(Your task): Reproduce the full listing below unchanged, apart from the pictures.

── Input material

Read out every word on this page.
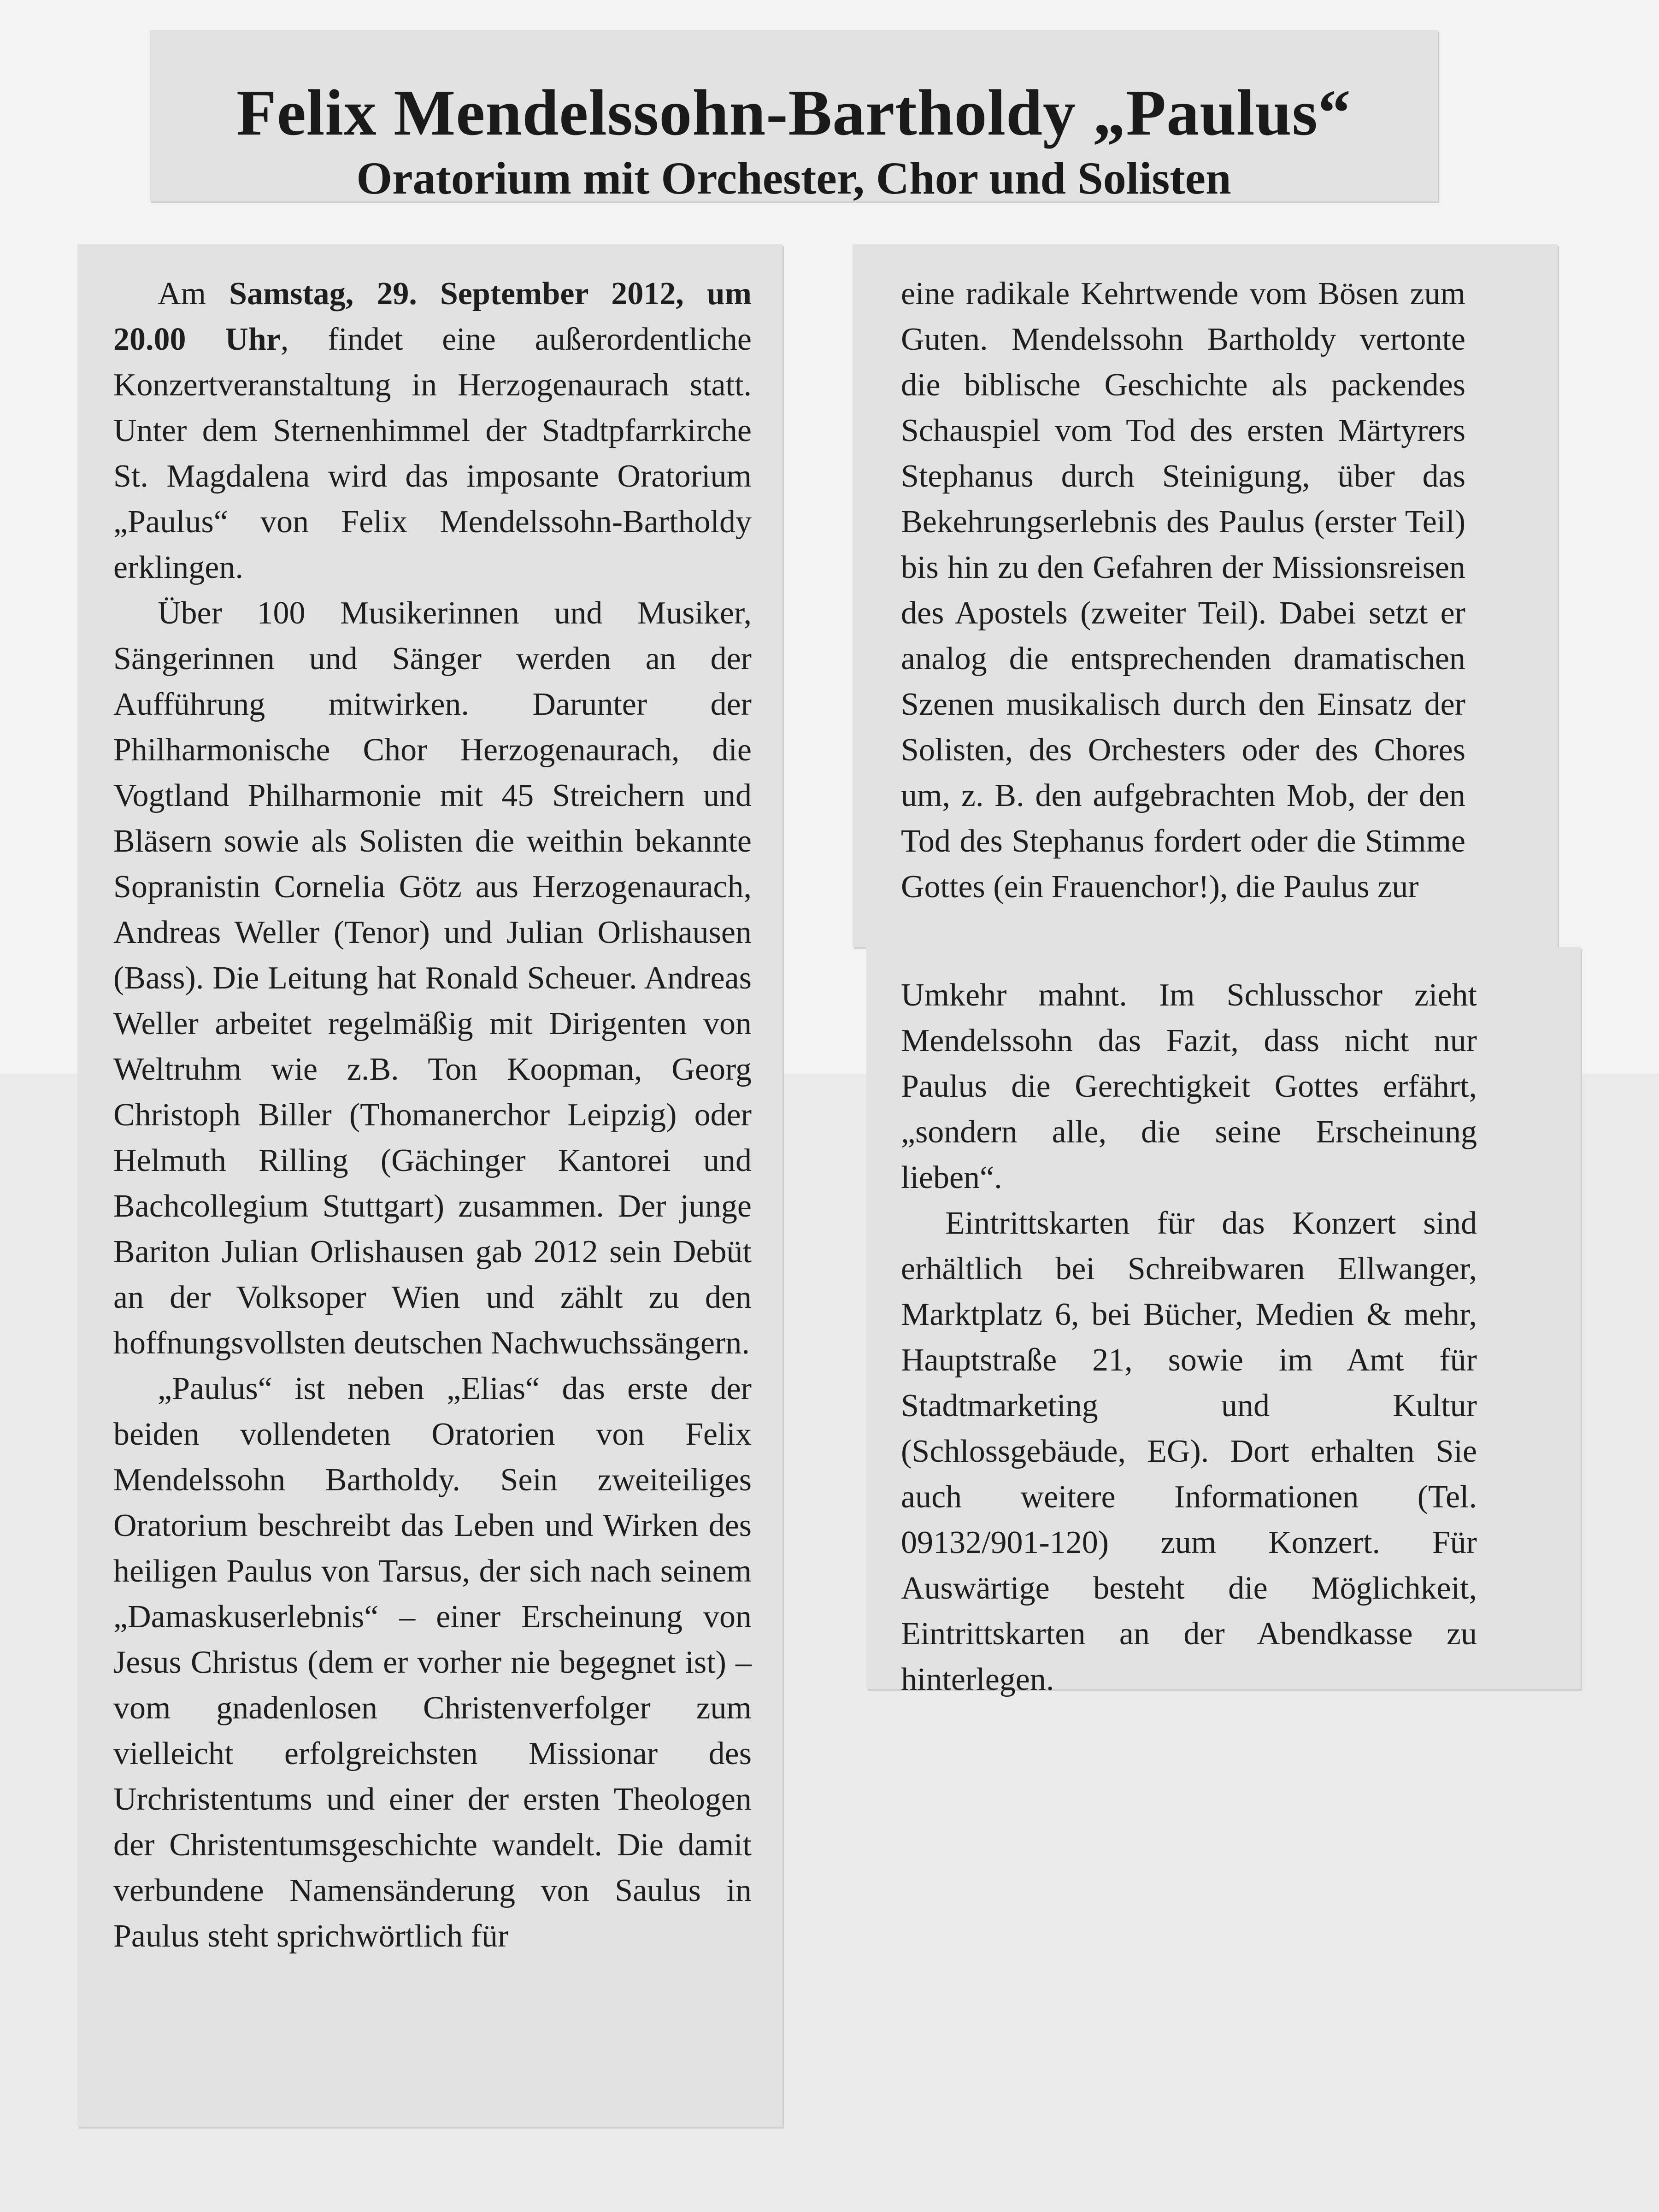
Felix Mendelssohn-Bartholdy „Paulus“
Oratorium mit Orchester, Chor und Solisten

Am Samstag, 29. September 2012, um 20.00 Uhr, findet eine außerordentliche Konzertveranstaltung in Herzogenaurach statt. Unter dem Sternenhimmel der Stadtpfarrkirche St. Magdalena wird das imposante Oratorium „Paulus“ von Felix Mendelssohn-Bartholdy erklingen.

Über 100 Musikerinnen und Musiker, Sängerinnen und Sänger werden an der Aufführung mitwirken. Darunter der Philharmonische Chor Herzogenaurach, die Vogtland Philharmonie mit 45 Streichern und Bläsern sowie als Solisten die weithin bekannte Sopranistin Cornelia Götz aus Herzogenaurach, Andreas Weller (Tenor) und Julian Orlishausen (Bass). Die Leitung hat Ronald Scheuer. Andreas Weller arbeitet regelmäßig mit Dirigenten von Weltruhm wie z.B. Ton Koopman, Georg Christoph Biller (Thomanerchor Leipzig) oder Helmuth Rilling (Gächinger Kantorei und Bachcollegium Stuttgart) zusammen. Der junge Bariton Julian Orlishausen gab 2012 sein Debüt an der Volksoper Wien und zählt zu den hoffnungsvollsten deutschen Nachwuchssängern.

„Paulus“ ist neben „Elias“ das erste der beiden vollendeten Oratorien von Felix Mendelssohn Bartholdy. Sein zweiteiliges Oratorium beschreibt das Leben und Wirken des heiligen Paulus von Tarsus, der sich nach seinem „Damaskuserlebnis“ – einer Erscheinung von Jesus Christus (dem er vorher nie begegnet ist) – vom gnadenlosen Christenverfolger zum vielleicht erfolgreichsten Missionar des Urchristentums und einer der ersten Theologen der Christentumsgeschichte wandelt. Die damit verbundene Namensänderung von Saulus in Paulus steht sprichwörtlich für

eine radikale Kehrtwende vom Bösen zum Guten. Mendelssohn Bartholdy vertonte die biblische Geschichte als packendes Schauspiel vom Tod des ersten Märtyrers Stephanus durch Steinigung, über das Bekehrungserlebnis des Paulus (erster Teil) bis hin zu den Gefahren der Missionsreisen des Apostels (zweiter Teil). Dabei setzt er analog die entsprechenden dramatischen Szenen musikalisch durch den Einsatz der Solisten, des Orchesters oder des Chores um, z. B. den aufgebrachten Mob, der den Tod des Stephanus fordert oder die Stimme Gottes (ein Frauenchor!), die Paulus zur

Umkehr mahnt. Im Schlusschor zieht Mendelssohn das Fazit, dass nicht nur Paulus die Gerechtigkeit Gottes erfährt, „sondern alle, die seine Erscheinung lieben“.

Eintrittskarten für das Konzert sind erhältlich bei Schreibwaren Ellwanger, Marktplatz 6, bei Bücher, Medien & mehr, Hauptstraße 21, sowie im Amt für Stadtmarketing und Kultur (Schlossgebäude, EG). Dort erhalten Sie auch weitere Informationen (Tel. 09132/901-120) zum Konzert. Für Auswärtige besteht die Möglichkeit, Eintrittskarten an der Abendkasse zu hinterlegen.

────

(Problem solution):
Read out every word on this page.
Felix Mendelssohn-Bartholdy „Paulus“
Oratorium mit Orchester, Chor und Solisten

Am Samstag, 29. September 2012, um 20.00 Uhr, findet eine außerordentliche Konzertveranstaltung in Herzogenaurach statt. Unter dem Sternenhimmel der Stadtpfarrkirche St. Magdalena wird das imposante Oratorium „Paulus“ von Felix Mendelssohn-Bartholdy erklingen.

Über 100 Musikerinnen und Musiker, Sängerinnen und Sänger werden an der Aufführung mitwirken. Darunter der Philharmonische Chor Herzogenaurach, die Vogtland Philharmonie mit 45 Streichern und Bläsern sowie als Solisten die weithin bekannte Sopranistin Cornelia Götz aus Herzogenaurach, Andreas Weller (Tenor) und Julian Orlishausen (Bass). Die Leitung hat Ronald Scheuer. Andreas Weller arbeitet regelmäßig mit Dirigenten von Weltruhm wie z.B. Ton Koopman, Georg Christoph Biller (Thomanerchor Leipzig) oder Helmuth Rilling (Gächinger Kantorei und Bachcollegium Stuttgart) zusammen. Der junge Bariton Julian Orlishausen gab 2012 sein Debüt an der Volksoper Wien und zählt zu den hoffnungsvollsten deutschen Nachwuchssängern.

„Paulus“ ist neben „Elias“ das erste der beiden vollendeten Oratorien von Felix Mendelssohn Bartholdy. Sein zweiteiliges Oratorium beschreibt das Leben und Wirken des heiligen Paulus von Tarsus, der sich nach seinem „Damaskuserlebnis“ – einer Erscheinung von Jesus Christus (dem er vorher nie begegnet ist) – vom gnadenlosen Christenverfolger zum vielleicht erfolgreichsten Missionar des Urchristentums und einer der ersten Theologen der Christentumsgeschichte wandelt. Die damit verbundene Namensänderung von Saulus in Paulus steht sprichwörtlich für

eine radikale Kehrtwende vom Bösen zum Guten. Mendelssohn Bartholdy vertonte die biblische Geschichte als packendes Schauspiel vom Tod des ersten Märtyrers Stephanus durch Steinigung, über das Bekehrungserlebnis des Paulus (erster Teil) bis hin zu den Gefahren der Missionsreisen des Apostels (zweiter Teil). Dabei setzt er analog die entsprechenden dramatischen Szenen musikalisch durch den Einsatz der Solisten, des Orchesters oder des Chores um, z. B. den aufgebrachten Mob, der den Tod des Stephanus fordert oder die Stimme Gottes (ein Frauenchor!), die Paulus zur

Umkehr mahnt. Im Schlusschor zieht Mendelssohn das Fazit, dass nicht nur Paulus die Gerechtigkeit Gottes erfährt, „sondern alle, die seine Erscheinung lieben“.

Eintrittskarten für das Konzert sind erhältlich bei Schreibwaren Ellwanger, Marktplatz 6, bei Bücher, Medien & mehr, Hauptstraße 21, sowie im Amt für Stadtmarketing und Kultur (Schlossgebäude, EG). Dort erhalten Sie auch weitere Informationen (Tel. 09132/901-120) zum Konzert. Für Auswärtige besteht die Möglichkeit, Eintrittskarten an der Abendkasse zu hinterlegen.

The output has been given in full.